» **Task statement**
Print all of the data exactly.

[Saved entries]
# # # # #

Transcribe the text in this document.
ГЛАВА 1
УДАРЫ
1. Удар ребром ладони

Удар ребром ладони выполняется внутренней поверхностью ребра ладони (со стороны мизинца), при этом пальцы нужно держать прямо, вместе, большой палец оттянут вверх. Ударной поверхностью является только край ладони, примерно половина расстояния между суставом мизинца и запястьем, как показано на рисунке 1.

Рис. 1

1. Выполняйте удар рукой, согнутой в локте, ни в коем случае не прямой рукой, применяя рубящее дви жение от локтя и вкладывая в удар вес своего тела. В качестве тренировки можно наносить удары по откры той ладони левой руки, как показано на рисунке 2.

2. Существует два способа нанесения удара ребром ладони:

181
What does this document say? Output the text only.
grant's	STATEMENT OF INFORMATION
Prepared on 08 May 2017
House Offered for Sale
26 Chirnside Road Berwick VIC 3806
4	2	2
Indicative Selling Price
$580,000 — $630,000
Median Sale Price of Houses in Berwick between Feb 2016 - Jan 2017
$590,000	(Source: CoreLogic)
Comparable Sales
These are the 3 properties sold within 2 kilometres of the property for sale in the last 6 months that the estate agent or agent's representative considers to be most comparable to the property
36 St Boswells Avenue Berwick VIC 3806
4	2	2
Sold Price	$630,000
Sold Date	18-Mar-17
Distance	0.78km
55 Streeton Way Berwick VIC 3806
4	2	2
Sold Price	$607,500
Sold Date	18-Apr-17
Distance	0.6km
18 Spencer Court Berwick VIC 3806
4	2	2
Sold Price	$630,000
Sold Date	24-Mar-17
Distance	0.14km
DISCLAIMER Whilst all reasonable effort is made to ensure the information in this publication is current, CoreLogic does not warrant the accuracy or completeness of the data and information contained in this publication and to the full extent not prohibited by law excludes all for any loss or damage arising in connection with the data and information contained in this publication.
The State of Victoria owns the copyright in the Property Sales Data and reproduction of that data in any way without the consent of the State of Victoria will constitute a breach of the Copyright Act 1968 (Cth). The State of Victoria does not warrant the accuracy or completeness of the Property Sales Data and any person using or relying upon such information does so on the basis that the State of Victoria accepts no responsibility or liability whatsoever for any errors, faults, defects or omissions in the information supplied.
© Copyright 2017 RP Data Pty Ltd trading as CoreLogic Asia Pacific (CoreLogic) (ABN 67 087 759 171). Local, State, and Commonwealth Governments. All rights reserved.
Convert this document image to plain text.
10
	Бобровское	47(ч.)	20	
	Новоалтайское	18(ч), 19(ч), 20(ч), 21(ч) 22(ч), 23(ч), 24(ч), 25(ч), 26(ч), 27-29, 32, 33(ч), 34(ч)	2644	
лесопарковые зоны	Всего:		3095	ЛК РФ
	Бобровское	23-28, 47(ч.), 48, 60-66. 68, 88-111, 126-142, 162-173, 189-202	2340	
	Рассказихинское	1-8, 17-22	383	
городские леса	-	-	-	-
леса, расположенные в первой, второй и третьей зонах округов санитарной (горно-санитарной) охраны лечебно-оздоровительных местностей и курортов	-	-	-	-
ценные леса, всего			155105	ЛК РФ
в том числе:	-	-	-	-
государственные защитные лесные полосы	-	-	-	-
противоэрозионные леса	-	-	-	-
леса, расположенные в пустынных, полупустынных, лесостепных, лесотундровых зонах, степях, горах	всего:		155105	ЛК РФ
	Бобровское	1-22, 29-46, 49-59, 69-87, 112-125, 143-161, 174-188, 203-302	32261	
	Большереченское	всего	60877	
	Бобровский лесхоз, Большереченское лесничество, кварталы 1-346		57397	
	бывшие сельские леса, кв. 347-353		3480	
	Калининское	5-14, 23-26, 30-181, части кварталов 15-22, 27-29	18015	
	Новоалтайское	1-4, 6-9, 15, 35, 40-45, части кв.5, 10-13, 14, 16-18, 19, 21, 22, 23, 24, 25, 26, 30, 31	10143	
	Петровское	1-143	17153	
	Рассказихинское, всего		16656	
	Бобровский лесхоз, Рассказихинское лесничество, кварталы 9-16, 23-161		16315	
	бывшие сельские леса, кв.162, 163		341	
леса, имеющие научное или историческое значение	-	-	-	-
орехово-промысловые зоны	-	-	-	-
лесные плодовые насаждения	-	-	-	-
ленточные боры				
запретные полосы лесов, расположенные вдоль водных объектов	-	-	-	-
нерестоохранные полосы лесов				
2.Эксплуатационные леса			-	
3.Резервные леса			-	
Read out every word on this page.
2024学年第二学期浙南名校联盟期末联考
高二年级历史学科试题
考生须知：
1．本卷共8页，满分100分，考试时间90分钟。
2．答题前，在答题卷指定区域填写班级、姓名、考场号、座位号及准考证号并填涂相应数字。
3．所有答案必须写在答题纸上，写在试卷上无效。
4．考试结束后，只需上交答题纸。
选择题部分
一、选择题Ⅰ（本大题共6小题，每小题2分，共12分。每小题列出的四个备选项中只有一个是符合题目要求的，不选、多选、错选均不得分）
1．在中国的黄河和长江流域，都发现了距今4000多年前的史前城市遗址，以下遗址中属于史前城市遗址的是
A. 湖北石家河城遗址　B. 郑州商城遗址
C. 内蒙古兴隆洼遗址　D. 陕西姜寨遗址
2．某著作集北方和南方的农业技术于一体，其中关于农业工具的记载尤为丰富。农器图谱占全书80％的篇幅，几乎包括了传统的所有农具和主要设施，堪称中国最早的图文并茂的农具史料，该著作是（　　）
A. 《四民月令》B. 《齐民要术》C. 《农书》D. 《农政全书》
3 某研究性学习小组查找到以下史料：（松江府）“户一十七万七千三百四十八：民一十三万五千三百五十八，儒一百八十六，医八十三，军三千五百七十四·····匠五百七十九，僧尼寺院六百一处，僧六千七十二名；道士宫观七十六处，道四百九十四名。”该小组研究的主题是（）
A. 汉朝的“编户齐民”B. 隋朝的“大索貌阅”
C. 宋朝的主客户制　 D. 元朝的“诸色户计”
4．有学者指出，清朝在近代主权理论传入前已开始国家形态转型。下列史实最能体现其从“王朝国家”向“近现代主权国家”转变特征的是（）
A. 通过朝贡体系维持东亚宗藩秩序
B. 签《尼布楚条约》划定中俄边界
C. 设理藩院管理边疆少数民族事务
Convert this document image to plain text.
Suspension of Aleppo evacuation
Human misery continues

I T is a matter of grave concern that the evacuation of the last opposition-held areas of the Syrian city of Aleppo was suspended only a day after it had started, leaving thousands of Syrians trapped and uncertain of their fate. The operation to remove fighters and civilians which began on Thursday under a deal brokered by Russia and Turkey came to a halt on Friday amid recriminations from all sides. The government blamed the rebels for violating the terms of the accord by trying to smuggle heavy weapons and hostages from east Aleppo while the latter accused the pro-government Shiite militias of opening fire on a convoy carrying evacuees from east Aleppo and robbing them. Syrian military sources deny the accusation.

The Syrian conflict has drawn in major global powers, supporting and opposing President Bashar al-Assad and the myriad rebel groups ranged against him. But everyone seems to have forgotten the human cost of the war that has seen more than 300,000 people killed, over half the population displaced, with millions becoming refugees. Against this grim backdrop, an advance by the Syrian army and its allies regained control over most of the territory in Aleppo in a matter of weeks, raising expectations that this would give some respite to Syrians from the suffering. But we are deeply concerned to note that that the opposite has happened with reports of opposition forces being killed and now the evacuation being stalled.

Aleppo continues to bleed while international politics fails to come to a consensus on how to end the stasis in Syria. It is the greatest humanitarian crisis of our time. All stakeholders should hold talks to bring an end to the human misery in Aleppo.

# # # # #

» **Result of the exercise**
Transcribe the text in this document.
ГЛАВА 1
УДАРЫ
1. Удар ребром ладони

Удар ребром ладони выполняется внутренней поверхностью ребра ладони (со стороны мизинца), при этом пальцы нужно держать прямо, вместе, большой палец оттянут вверх. Ударной поверхностью является только край ладони, примерно половина расстояния между суставом мизинца и запястьем, как показано на рисунке 1.

Рис. 1

1. Выполняйте удар рукой, согнутой в локте, ни в коем случае не прямой рукой, применяя рубящее дви жение от локтя и вкладывая в удар вес своего тела. В качестве тренировки можно наносить удары по откры той ладони левой руки, как показано на рисунке 2.

2. Существует два способа нанесения удара ребром ладони:

181
What does this document say? Output the text only.
grant's	STATEMENT OF INFORMATION
Prepared on 08 May 2017
House Offered for Sale
26 Chirnside Road Berwick VIC 3806
4	2	2
Indicative Selling Price
$580,000 — $630,000
Median Sale Price of Houses in Berwick between Feb 2016 - Jan 2017
$590,000	(Source: CoreLogic)
Comparable Sales
These are the 3 properties sold within 2 kilometres of the property for sale in the last 6 months that the estate agent or agent's representative considers to be most comparable to the property
36 St Boswells Avenue Berwick VIC 3806
4	2	2
Sold Price	$630,000
Sold Date	18-Mar-17
Distance	0.78km
55 Streeton Way Berwick VIC 3806
4	2	2
Sold Price	$607,500
Sold Date	18-Apr-17
Distance	0.6km
18 Spencer Court Berwick VIC 3806
4	2	2
Sold Price	$630,000
Sold Date	24-Mar-17
Distance	0.14km
DISCLAIMER Whilst all reasonable effort is made to ensure the information in this publication is current, CoreLogic does not warrant the accuracy or completeness of the data and information contained in this publication and to the full extent not prohibited by law excludes all for any loss or damage arising in connection with the data and information contained in this publication.
The State of Victoria owns the copyright in the Property Sales Data and reproduction of that data in any way without the consent of the State of Victoria will constitute a breach of the Copyright Act 1968 (Cth). The State of Victoria does not warrant the accuracy or completeness of the Property Sales Data and any person using or relying upon such information does so on the basis that the State of Victoria accepts no responsibility or liability whatsoever for any errors, faults, defects or omissions in the information supplied.
© Copyright 2017 RP Data Pty Ltd trading as CoreLogic Asia Pacific (CoreLogic) (ABN 67 087 759 171). Local, State, and Commonwealth Governments. All rights reserved.
Convert this document image to plain text.
10
	Бобровское	47(ч.)	20	
	Новоалтайское	18(ч), 19(ч), 20(ч), 21(ч) 22(ч), 23(ч), 24(ч), 25(ч), 26(ч), 27-29, 32, 33(ч), 34(ч)	2644	
лесопарковые зоны	Всего:		3095	ЛК РФ
	Бобровское	23-28, 47(ч.), 48, 60-66. 68, 88-111, 126-142, 162-173, 189-202	2340	
	Рассказихинское	1-8, 17-22	383	
городские леса	-	-	-	-
леса, расположенные в первой, второй и третьей зонах округов санитарной (горно-санитарной) охраны лечебно-оздоровительных местностей и курортов	-	-	-	-
ценные леса, всего			155105	ЛК РФ
в том числе:	-	-	-	-
государственные защитные лесные полосы	-	-	-	-
противоэрозионные леса	-	-	-	-
леса, расположенные в пустынных, полупустынных, лесостепных, лесотундровых зонах, степях, горах	всего:		155105	ЛК РФ
	Бобровское	1-22, 29-46, 49-59, 69-87, 112-125, 143-161, 174-188, 203-302	32261	
	Большереченское	всего	60877	
	Бобровский лесхоз, Большереченское лесничество, кварталы 1-346		57397	
	бывшие сельские леса, кв. 347-353		3480	
	Калининское	5-14, 23-26, 30-181, части кварталов 15-22, 27-29	18015	
	Новоалтайское	1-4, 6-9, 15, 35, 40-45, части кв.5, 10-13, 14, 16-18, 19, 21, 22, 23, 24, 25, 26, 30, 31	10143	
	Петровское	1-143	17153	
	Рассказихинское, всего		16656	
	Бобровский лесхоз, Рассказихинское лесничество, кварталы 9-16, 23-161		16315	
	бывшие сельские леса, кв.162, 163		341	
леса, имеющие научное или историческое значение	-	-	-	-
орехово-промысловые зоны	-	-	-	-
лесные плодовые насаждения	-	-	-	-
ленточные боры				
запретные полосы лесов, расположенные вдоль водных объектов	-	-	-	-
нерестоохранные полосы лесов				
2.Эксплуатационные леса			-	
3.Резервные леса			-	
Read out every word on this page.
2024学年第二学期浙南名校联盟期末联考
高二年级历史学科试题
考生须知：
1．本卷共8页，满分100分，考试时间90分钟。
2．答题前，在答题卷指定区域填写班级、姓名、考场号、座位号及准考证号并填涂相应数字。
3．所有答案必须写在答题纸上，写在试卷上无效。
4．考试结束后，只需上交答题纸。
选择题部分
一、选择题Ⅰ（本大题共6小题，每小题2分，共12分。每小题列出的四个备选项中只有一个是符合题目要求的，不选、多选、错选均不得分）
1．在中国的黄河和长江流域，都发现了距今4000多年前的史前城市遗址，以下遗址中属于史前城市遗址的是
A. 湖北石家河城遗址　B. 郑州商城遗址
C. 内蒙古兴隆洼遗址　D. 陕西姜寨遗址
2．某著作集北方和南方的农业技术于一体，其中关于农业工具的记载尤为丰富。农器图谱占全书80％的篇幅，几乎包括了传统的所有农具和主要设施，堪称中国最早的图文并茂的农具史料，该著作是（　　）
A. 《四民月令》B. 《齐民要术》C. 《农书》D. 《农政全书》
3 某研究性学习小组查找到以下史料：（松江府）“户一十七万七千三百四十八：民一十三万五千三百五十八，儒一百八十六，医八十三，军三千五百七十四·····匠五百七十九，僧尼寺院六百一处，僧六千七十二名；道士宫观七十六处，道四百九十四名。”该小组研究的主题是（）
A. 汉朝的“编户齐民”B. 隋朝的“大索貌阅”
C. 宋朝的主客户制　 D. 元朝的“诸色户计”
4．有学者指出，清朝在近代主权理论传入前已开始国家形态转型。下列史实最能体现其从“王朝国家”向“近现代主权国家”转变特征的是（）
A. 通过朝贡体系维持东亚宗藩秩序
B. 签《尼布楚条约》划定中俄边界
C. 设理藩院管理边疆少数民族事务
Convert this document image to plain text.
Suspension of Aleppo evacuation
Human misery continues

I T is a matter of grave concern that the evacuation of the last opposition-held areas of the Syrian city of Aleppo was suspended only a day after it had started, leaving thousands of Syrians trapped and uncertain of their fate. The operation to remove fighters and civilians which began on Thursday under a deal brokered by Russia and Turkey came to a halt on Friday amid recriminations from all sides. The government blamed the rebels for violating the terms of the accord by trying to smuggle heavy weapons and hostages from east Aleppo while the latter accused the pro-government Shiite militias of opening fire on a convoy carrying evacuees from east Aleppo and robbing them. Syrian military sources deny the accusation.

The Syrian conflict has drawn in major global powers, supporting and opposing President Bashar al-Assad and the myriad rebel groups ranged against him. But everyone seems to have forgotten the human cost of the war that has seen more than 300,000 people killed, over half the population displaced, with millions becoming refugees. Against this grim backdrop, an advance by the Syrian army and its allies regained control over most of the territory in Aleppo in a matter of weeks, raising expectations that this would give some respite to Syrians from the suffering. But we are deeply concerned to note that that the opposite has happened with reports of opposition forces being killed and now the evacuation being stalled.

Aleppo continues to bleed while international politics fails to come to a consensus on how to end the stasis in Syria. It is the greatest humanitarian crisis of our time. All stakeholders should hold talks to bring an end to the human misery in Aleppo.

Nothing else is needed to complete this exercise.